**Problem details**
Reproduce every entry exactly as shown.

**Excerpted data**
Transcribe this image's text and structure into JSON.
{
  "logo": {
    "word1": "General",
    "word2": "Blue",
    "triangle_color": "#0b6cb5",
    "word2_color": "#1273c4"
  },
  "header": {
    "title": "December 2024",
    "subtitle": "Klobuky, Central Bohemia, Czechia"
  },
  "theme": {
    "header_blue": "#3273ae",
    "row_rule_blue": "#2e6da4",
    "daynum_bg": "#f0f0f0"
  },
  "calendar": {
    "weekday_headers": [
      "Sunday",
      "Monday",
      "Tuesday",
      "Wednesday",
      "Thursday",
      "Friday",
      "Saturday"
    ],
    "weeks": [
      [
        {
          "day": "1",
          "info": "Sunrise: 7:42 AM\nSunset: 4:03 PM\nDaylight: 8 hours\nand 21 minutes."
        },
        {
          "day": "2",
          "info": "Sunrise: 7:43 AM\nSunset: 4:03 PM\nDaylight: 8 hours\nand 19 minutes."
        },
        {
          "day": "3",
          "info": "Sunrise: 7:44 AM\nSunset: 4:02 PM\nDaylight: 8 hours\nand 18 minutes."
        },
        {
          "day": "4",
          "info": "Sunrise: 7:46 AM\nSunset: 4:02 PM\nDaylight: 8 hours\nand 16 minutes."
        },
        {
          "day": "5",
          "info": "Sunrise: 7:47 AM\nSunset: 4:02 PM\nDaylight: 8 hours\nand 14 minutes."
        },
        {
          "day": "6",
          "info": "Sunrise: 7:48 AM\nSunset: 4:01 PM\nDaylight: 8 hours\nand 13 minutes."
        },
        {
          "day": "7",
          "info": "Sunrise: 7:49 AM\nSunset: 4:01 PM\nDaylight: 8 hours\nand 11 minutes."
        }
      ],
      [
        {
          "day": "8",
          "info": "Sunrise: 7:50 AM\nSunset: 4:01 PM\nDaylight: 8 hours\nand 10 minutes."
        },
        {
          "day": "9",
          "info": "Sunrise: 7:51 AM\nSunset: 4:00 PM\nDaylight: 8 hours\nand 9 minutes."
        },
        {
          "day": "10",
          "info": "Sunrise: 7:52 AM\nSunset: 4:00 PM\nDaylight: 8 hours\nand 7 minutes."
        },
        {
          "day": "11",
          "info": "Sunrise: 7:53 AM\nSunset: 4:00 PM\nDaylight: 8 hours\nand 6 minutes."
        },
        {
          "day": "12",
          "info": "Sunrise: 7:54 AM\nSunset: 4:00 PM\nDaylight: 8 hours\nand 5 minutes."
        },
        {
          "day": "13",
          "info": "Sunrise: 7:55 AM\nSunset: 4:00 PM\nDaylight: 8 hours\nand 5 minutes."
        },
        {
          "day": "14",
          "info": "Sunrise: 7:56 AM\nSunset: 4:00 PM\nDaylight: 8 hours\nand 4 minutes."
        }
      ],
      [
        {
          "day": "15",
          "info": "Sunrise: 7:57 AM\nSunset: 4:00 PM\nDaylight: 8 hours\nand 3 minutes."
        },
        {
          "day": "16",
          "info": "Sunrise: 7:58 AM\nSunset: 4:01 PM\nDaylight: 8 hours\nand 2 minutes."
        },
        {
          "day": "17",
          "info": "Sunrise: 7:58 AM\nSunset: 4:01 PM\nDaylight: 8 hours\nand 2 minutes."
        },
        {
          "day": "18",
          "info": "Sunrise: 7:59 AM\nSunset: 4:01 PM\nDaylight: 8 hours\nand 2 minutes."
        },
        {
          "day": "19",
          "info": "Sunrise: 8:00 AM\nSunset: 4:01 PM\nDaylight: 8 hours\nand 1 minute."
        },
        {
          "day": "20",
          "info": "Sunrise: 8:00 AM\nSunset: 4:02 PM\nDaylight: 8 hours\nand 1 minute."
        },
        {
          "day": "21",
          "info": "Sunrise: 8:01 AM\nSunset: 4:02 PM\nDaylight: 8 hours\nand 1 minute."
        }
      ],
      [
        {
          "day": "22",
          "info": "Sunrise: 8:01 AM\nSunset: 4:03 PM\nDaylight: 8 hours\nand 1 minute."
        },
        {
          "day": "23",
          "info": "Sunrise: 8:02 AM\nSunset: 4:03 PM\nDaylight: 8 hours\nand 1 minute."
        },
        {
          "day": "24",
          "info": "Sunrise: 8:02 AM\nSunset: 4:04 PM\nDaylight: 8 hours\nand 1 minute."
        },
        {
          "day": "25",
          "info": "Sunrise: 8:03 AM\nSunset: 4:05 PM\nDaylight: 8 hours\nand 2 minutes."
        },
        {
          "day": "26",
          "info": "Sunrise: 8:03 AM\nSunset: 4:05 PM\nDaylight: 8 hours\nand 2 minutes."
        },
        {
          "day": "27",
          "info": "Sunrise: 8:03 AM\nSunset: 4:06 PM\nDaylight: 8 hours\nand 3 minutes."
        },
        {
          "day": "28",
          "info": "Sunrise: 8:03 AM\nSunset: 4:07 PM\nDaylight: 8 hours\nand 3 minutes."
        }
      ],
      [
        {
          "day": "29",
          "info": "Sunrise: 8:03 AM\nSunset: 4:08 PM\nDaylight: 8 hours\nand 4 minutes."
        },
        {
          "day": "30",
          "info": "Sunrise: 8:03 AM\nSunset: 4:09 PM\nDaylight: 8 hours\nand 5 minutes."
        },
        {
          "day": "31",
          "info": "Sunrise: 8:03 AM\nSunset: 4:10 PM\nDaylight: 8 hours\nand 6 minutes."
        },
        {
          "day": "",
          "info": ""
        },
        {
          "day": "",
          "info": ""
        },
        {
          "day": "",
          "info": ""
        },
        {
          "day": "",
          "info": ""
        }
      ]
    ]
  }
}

**Exercise solution**
Transcribe this image's text and structure into JSON.
{
  "logo": {
    "word1": "General",
    "word2": "Blue",
    "triangle_color": "#0b6cb5",
    "word2_color": "#1273c4"
  },
  "header": {
    "title": "December 2024",
    "subtitle": "Klobuky, Central Bohemia, Czechia"
  },
  "theme": {
    "header_blue": "#3273ae",
    "row_rule_blue": "#2e6da4",
    "daynum_bg": "#f0f0f0"
  },
  "calendar": {
    "weekday_headers": [
      "Sunday",
      "Monday",
      "Tuesday",
      "Wednesday",
      "Thursday",
      "Friday",
      "Saturday"
    ],
    "weeks": [
      [
        {
          "day": "1",
          "info": "Sunrise: 7:42 AM\nSunset: 4:03 PM\nDaylight: 8 hours\nand 21 minutes."
        },
        {
          "day": "2",
          "info": "Sunrise: 7:43 AM\nSunset: 4:03 PM\nDaylight: 8 hours\nand 19 minutes."
        },
        {
          "day": "3",
          "info": "Sunrise: 7:44 AM\nSunset: 4:02 PM\nDaylight: 8 hours\nand 18 minutes."
        },
        {
          "day": "4",
          "info": "Sunrise: 7:46 AM\nSunset: 4:02 PM\nDaylight: 8 hours\nand 16 minutes."
        },
        {
          "day": "5",
          "info": "Sunrise: 7:47 AM\nSunset: 4:02 PM\nDaylight: 8 hours\nand 14 minutes."
        },
        {
          "day": "6",
          "info": "Sunrise: 7:48 AM\nSunset: 4:01 PM\nDaylight: 8 hours\nand 13 minutes."
        },
        {
          "day": "7",
          "info": "Sunrise: 7:49 AM\nSunset: 4:01 PM\nDaylight: 8 hours\nand 11 minutes."
        }
      ],
      [
        {
          "day": "8",
          "info": "Sunrise: 7:50 AM\nSunset: 4:01 PM\nDaylight: 8 hours\nand 10 minutes."
        },
        {
          "day": "9",
          "info": "Sunrise: 7:51 AM\nSunset: 4:00 PM\nDaylight: 8 hours\nand 9 minutes."
        },
        {
          "day": "10",
          "info": "Sunrise: 7:52 AM\nSunset: 4:00 PM\nDaylight: 8 hours\nand 7 minutes."
        },
        {
          "day": "11",
          "info": "Sunrise: 7:53 AM\nSunset: 4:00 PM\nDaylight: 8 hours\nand 6 minutes."
        },
        {
          "day": "12",
          "info": "Sunrise: 7:54 AM\nSunset: 4:00 PM\nDaylight: 8 hours\nand 5 minutes."
        },
        {
          "day": "13",
          "info": "Sunrise: 7:55 AM\nSunset: 4:00 PM\nDaylight: 8 hours\nand 5 minutes."
        },
        {
          "day": "14",
          "info": "Sunrise: 7:56 AM\nSunset: 4:00 PM\nDaylight: 8 hours\nand 4 minutes."
        }
      ],
      [
        {
          "day": "15",
          "info": "Sunrise: 7:57 AM\nSunset: 4:00 PM\nDaylight: 8 hours\nand 3 minutes."
        },
        {
          "day": "16",
          "info": "Sunrise: 7:58 AM\nSunset: 4:01 PM\nDaylight: 8 hours\nand 2 minutes."
        },
        {
          "day": "17",
          "info": "Sunrise: 7:58 AM\nSunset: 4:01 PM\nDaylight: 8 hours\nand 2 minutes."
        },
        {
          "day": "18",
          "info": "Sunrise: 7:59 AM\nSunset: 4:01 PM\nDaylight: 8 hours\nand 2 minutes."
        },
        {
          "day": "19",
          "info": "Sunrise: 8:00 AM\nSunset: 4:01 PM\nDaylight: 8 hours\nand 1 minute."
        },
        {
          "day": "20",
          "info": "Sunrise: 8:00 AM\nSunset: 4:02 PM\nDaylight: 8 hours\nand 1 minute."
        },
        {
          "day": "21",
          "info": "Sunrise: 8:01 AM\nSunset: 4:02 PM\nDaylight: 8 hours\nand 1 minute."
        }
      ],
      [
        {
          "day": "22",
          "info": "Sunrise: 8:01 AM\nSunset: 4:03 PM\nDaylight: 8 hours\nand 1 minute."
        },
        {
          "day": "23",
          "info": "Sunrise: 8:02 AM\nSunset: 4:03 PM\nDaylight: 8 hours\nand 1 minute."
        },
        {
          "day": "24",
          "info": "Sunrise: 8:02 AM\nSunset: 4:04 PM\nDaylight: 8 hours\nand 1 minute."
        },
        {
          "day": "25",
          "info": "Sunrise: 8:03 AM\nSunset: 4:05 PM\nDaylight: 8 hours\nand 2 minutes."
        },
        {
          "day": "26",
          "info": "Sunrise: 8:03 AM\nSunset: 4:05 PM\nDaylight: 8 hours\nand 2 minutes."
        },
        {
          "day": "27",
          "info": "Sunrise: 8:03 AM\nSunset: 4:06 PM\nDaylight: 8 hours\nand 3 minutes."
        },
        {
          "day": "28",
          "info": "Sunrise: 8:03 AM\nSunset: 4:07 PM\nDaylight: 8 hours\nand 3 minutes."
        }
      ],
      [
        {
          "day": "29",
          "info": "Sunrise: 8:03 AM\nSunset: 4:08 PM\nDaylight: 8 hours\nand 4 minutes."
        },
        {
          "day": "30",
          "info": "Sunrise: 8:03 AM\nSunset: 4:09 PM\nDaylight: 8 hours\nand 5 minutes."
        },
        {
          "day": "31",
          "info": "Sunrise: 8:03 AM\nSunset: 4:10 PM\nDaylight: 8 hours\nand 6 minutes."
        },
        {
          "day": "",
          "info": ""
        },
        {
          "day": "",
          "info": ""
        },
        {
          "day": "",
          "info": ""
        },
        {
          "day": "",
          "info": ""
        }
      ]
    ]
  }
}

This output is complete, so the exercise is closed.